▸ **Task to carry out**:
Copy each line that contains the string "correctes".

Entries from a dataset:
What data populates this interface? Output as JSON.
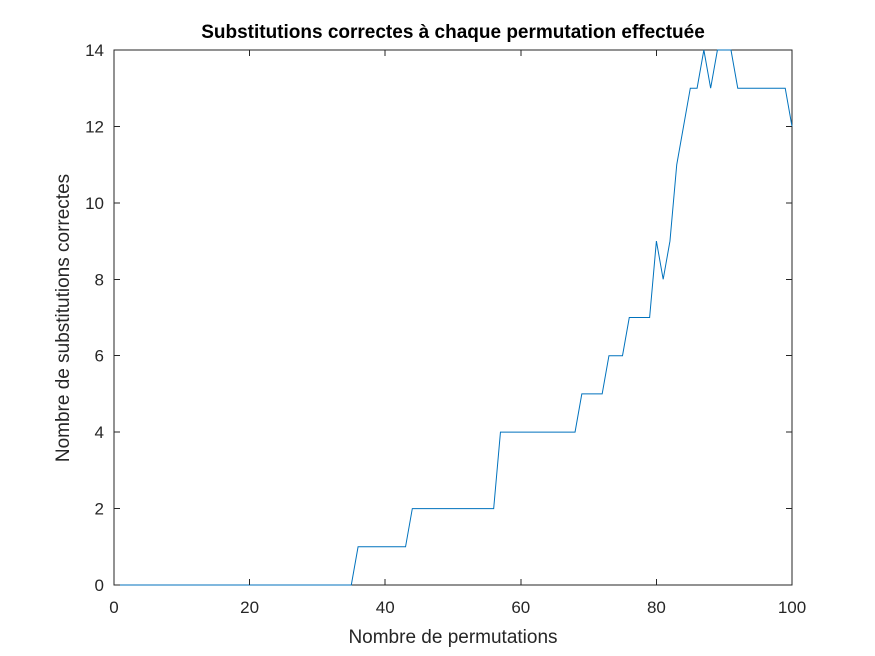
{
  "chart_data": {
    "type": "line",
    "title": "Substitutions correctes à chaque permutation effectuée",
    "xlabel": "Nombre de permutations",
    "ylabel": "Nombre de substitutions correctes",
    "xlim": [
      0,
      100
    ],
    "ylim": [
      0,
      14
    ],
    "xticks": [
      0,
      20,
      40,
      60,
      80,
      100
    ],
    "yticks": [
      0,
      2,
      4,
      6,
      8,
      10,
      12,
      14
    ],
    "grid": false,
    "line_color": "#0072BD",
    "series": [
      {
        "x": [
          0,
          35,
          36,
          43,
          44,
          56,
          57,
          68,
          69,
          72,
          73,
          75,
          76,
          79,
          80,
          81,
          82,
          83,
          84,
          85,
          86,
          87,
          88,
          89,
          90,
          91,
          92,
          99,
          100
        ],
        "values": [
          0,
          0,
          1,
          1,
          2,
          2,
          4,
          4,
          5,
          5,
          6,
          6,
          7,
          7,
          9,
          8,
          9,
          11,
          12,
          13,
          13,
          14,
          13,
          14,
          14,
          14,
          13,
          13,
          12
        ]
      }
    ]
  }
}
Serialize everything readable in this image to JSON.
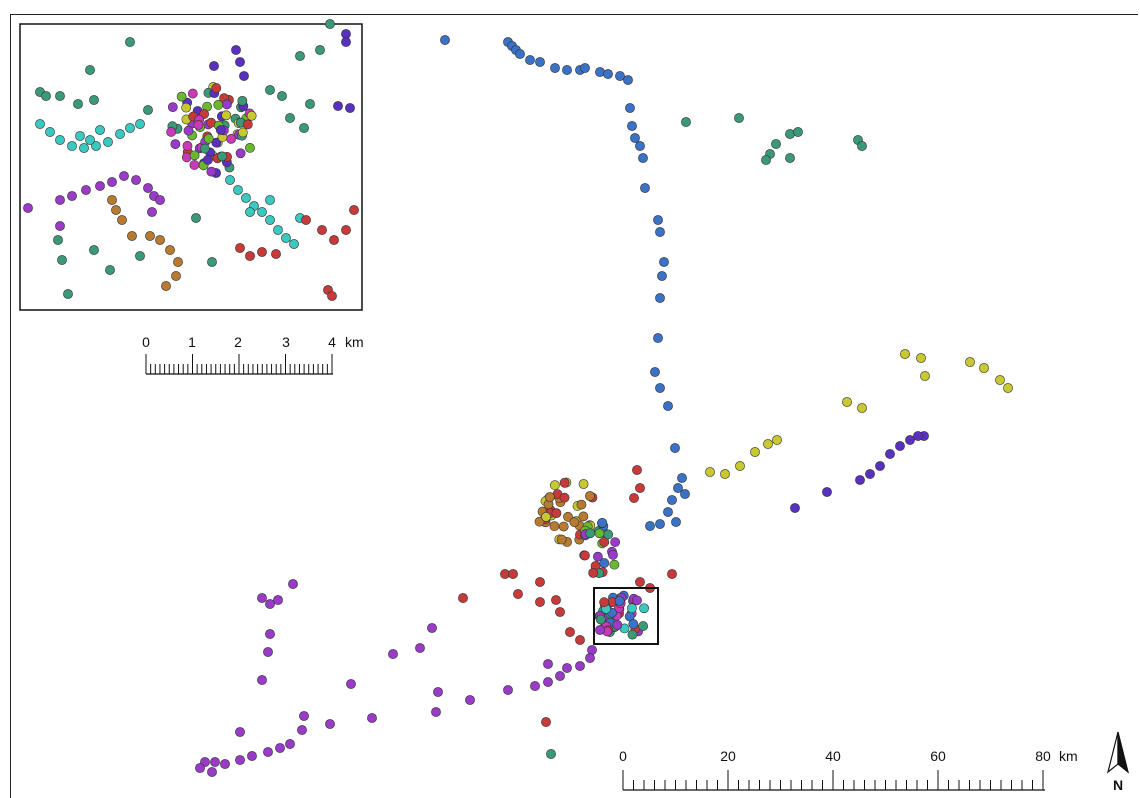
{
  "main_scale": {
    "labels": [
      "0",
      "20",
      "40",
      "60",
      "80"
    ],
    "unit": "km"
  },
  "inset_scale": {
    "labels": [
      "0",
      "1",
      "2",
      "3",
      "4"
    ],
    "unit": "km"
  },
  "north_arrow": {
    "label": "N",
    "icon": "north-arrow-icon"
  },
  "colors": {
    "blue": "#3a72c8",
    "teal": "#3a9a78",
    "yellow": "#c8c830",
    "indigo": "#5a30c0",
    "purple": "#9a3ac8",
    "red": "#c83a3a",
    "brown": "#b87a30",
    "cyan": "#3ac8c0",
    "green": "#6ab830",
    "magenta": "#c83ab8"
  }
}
---
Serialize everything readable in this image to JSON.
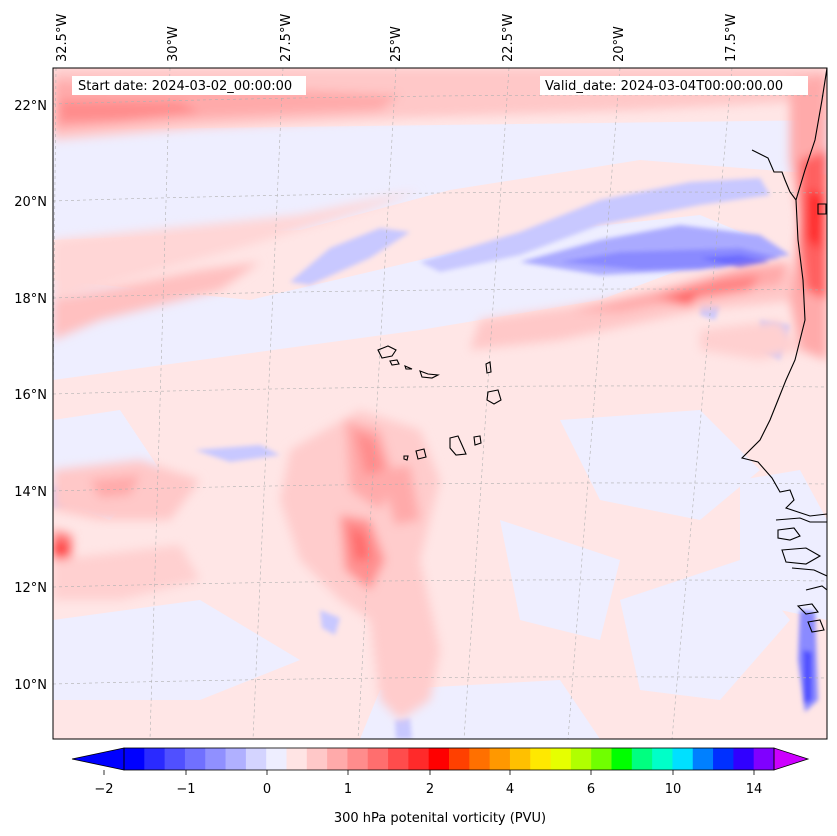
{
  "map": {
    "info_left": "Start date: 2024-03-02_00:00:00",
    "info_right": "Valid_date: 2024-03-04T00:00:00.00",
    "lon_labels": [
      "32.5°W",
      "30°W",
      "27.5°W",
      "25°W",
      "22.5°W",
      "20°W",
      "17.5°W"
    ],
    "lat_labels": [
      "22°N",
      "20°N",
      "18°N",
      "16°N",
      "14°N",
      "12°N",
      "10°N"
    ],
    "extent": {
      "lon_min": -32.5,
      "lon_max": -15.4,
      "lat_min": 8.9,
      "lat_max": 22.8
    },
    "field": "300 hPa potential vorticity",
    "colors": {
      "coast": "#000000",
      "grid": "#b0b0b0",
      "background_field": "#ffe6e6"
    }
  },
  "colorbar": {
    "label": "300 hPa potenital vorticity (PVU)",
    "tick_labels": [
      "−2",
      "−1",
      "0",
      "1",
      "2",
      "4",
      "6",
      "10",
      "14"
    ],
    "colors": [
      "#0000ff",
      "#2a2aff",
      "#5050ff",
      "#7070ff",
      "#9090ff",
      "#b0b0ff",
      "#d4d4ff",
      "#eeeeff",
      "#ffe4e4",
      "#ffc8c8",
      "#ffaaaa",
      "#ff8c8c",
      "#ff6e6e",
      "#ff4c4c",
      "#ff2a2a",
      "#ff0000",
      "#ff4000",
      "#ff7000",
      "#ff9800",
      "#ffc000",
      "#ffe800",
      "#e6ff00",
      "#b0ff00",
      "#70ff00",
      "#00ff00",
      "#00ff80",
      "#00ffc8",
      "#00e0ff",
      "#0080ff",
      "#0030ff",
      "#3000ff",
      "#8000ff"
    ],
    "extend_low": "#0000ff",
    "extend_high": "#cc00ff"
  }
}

▸ **Full output**:
    "title": "Substitutions correctes à chaque permutation effectuée",
    "ylabel": "Nombre de substitutions correctes",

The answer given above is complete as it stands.